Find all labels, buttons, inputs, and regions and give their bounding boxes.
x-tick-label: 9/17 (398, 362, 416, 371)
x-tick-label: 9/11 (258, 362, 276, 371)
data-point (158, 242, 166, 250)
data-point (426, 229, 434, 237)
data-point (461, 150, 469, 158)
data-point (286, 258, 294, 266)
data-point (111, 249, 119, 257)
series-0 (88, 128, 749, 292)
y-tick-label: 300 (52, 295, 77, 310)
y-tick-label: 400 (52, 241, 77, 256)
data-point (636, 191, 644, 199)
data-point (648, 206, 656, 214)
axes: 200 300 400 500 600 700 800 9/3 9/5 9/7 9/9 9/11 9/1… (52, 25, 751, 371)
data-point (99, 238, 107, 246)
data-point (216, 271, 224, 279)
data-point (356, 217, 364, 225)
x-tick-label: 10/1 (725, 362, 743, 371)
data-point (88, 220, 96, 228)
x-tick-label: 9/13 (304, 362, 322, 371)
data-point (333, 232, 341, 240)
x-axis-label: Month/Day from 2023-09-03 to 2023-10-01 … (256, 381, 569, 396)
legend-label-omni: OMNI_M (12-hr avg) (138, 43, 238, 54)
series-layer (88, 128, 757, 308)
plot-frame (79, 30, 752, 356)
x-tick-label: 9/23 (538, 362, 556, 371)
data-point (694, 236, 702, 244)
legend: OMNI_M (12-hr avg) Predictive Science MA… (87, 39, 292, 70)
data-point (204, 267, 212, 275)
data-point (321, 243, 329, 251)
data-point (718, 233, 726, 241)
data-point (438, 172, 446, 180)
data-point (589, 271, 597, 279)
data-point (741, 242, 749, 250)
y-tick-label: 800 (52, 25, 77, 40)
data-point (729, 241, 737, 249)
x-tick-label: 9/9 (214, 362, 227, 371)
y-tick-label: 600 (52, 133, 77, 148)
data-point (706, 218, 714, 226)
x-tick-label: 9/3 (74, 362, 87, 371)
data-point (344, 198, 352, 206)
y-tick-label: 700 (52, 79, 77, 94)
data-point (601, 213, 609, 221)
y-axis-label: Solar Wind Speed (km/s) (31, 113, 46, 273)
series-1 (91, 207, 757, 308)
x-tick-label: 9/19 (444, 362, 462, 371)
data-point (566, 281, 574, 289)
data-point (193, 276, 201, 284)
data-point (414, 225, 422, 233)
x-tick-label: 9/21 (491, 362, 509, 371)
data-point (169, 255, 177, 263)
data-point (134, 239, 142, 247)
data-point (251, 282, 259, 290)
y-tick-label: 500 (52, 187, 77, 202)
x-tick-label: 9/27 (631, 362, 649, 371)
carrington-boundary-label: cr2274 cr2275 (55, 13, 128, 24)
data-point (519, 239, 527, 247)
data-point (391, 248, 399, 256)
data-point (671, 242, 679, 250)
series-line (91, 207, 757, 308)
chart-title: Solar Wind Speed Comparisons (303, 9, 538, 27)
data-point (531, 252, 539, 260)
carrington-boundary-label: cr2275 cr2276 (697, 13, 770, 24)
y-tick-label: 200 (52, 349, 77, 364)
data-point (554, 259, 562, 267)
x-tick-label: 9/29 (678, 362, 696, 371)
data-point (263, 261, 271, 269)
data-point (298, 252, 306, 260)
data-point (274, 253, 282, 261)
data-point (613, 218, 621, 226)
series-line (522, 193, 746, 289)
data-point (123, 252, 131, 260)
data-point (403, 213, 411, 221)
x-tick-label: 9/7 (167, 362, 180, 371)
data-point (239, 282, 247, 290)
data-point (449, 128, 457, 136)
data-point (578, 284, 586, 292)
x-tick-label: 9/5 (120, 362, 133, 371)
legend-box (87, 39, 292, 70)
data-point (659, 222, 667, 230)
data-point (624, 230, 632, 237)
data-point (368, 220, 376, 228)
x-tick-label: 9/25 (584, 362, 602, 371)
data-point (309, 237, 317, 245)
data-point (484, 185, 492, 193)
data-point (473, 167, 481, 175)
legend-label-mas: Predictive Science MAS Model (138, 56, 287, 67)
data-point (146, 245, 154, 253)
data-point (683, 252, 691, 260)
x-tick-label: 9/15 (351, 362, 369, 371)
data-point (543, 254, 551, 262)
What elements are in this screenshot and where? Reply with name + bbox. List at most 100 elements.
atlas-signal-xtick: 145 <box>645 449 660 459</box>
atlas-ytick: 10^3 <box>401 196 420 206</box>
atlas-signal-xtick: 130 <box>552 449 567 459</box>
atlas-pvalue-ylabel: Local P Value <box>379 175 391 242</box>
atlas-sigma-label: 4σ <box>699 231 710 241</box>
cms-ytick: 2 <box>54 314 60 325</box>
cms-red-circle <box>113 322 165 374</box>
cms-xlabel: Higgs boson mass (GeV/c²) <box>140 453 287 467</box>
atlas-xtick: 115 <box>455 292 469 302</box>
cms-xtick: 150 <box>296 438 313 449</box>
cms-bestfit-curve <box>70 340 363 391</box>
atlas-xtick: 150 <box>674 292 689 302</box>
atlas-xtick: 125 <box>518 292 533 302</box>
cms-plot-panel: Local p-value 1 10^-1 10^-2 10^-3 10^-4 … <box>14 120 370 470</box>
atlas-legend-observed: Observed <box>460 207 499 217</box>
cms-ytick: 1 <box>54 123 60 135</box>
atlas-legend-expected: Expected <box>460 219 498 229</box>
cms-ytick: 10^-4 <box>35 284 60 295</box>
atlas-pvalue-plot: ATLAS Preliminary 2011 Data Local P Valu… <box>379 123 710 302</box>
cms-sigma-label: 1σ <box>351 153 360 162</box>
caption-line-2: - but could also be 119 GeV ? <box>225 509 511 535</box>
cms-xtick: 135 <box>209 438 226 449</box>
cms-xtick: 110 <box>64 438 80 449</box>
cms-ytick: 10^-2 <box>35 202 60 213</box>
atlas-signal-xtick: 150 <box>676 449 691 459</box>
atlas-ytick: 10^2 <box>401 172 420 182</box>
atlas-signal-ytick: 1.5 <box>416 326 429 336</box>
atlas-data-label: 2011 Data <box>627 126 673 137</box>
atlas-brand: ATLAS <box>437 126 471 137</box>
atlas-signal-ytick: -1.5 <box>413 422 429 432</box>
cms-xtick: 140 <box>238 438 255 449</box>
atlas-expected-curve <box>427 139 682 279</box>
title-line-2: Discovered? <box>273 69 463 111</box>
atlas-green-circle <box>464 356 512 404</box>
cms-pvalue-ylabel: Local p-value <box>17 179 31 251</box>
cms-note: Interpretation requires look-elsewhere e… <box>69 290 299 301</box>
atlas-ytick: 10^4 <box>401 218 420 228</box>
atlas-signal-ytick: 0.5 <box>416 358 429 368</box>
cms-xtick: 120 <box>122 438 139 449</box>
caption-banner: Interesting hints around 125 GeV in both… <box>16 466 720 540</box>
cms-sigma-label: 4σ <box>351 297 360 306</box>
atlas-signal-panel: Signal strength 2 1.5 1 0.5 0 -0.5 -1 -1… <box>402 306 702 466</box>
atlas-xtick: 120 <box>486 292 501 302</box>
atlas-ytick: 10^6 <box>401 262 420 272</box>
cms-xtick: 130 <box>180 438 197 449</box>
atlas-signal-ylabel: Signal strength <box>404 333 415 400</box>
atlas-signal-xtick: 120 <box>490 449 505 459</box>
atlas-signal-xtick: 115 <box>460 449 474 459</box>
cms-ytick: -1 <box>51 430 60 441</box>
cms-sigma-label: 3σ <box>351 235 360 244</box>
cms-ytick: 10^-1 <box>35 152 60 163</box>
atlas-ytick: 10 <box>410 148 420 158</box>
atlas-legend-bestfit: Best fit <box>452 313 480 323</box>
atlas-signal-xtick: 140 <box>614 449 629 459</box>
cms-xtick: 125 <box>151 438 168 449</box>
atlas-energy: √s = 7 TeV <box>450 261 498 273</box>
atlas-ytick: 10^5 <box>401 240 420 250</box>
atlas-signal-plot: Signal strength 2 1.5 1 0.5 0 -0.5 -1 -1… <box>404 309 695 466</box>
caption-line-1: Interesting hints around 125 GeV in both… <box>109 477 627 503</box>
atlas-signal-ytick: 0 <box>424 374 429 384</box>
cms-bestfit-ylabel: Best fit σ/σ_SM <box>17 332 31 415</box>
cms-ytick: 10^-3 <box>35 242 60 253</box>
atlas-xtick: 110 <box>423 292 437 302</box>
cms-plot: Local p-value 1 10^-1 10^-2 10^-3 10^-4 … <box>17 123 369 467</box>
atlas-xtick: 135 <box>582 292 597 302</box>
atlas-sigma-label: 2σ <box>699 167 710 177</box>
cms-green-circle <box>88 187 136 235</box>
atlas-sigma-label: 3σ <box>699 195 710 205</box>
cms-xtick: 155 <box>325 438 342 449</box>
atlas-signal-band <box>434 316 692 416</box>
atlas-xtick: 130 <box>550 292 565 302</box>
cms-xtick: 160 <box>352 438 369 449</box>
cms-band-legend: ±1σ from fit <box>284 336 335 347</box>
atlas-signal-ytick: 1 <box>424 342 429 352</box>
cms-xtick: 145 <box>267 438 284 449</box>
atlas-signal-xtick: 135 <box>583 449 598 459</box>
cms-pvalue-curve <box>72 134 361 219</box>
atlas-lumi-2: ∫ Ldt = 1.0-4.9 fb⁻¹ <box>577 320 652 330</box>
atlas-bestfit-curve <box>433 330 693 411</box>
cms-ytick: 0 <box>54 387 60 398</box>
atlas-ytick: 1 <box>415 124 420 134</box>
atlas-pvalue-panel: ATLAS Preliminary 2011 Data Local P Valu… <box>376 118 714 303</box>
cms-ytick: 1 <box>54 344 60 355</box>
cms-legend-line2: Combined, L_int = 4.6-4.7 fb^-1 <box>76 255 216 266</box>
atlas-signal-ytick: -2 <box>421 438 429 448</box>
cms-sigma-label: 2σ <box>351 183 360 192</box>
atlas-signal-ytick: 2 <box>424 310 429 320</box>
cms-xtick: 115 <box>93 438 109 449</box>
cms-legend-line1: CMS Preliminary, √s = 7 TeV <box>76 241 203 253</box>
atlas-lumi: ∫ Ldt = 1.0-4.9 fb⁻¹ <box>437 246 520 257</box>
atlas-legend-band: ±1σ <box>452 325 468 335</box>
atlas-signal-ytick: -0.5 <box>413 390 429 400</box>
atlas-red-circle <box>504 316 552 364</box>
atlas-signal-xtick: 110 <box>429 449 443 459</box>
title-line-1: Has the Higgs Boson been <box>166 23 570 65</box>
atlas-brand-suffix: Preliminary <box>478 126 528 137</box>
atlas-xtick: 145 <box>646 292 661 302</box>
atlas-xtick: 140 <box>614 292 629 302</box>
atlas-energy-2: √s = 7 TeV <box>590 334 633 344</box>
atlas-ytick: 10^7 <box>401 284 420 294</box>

= = = =

Given problem: Report every line in the entries that contains the string "bestfit", matching case exactly.

Result for this task:
cms-bestfit-curve <box>70 340 363 391</box>
atlas-legend-bestfit: Best fit <box>452 313 480 323</box>
cms-bestfit-ylabel: Best fit σ/σ_SM <box>17 332 31 415</box>
atlas-bestfit-curve <box>433 330 693 411</box>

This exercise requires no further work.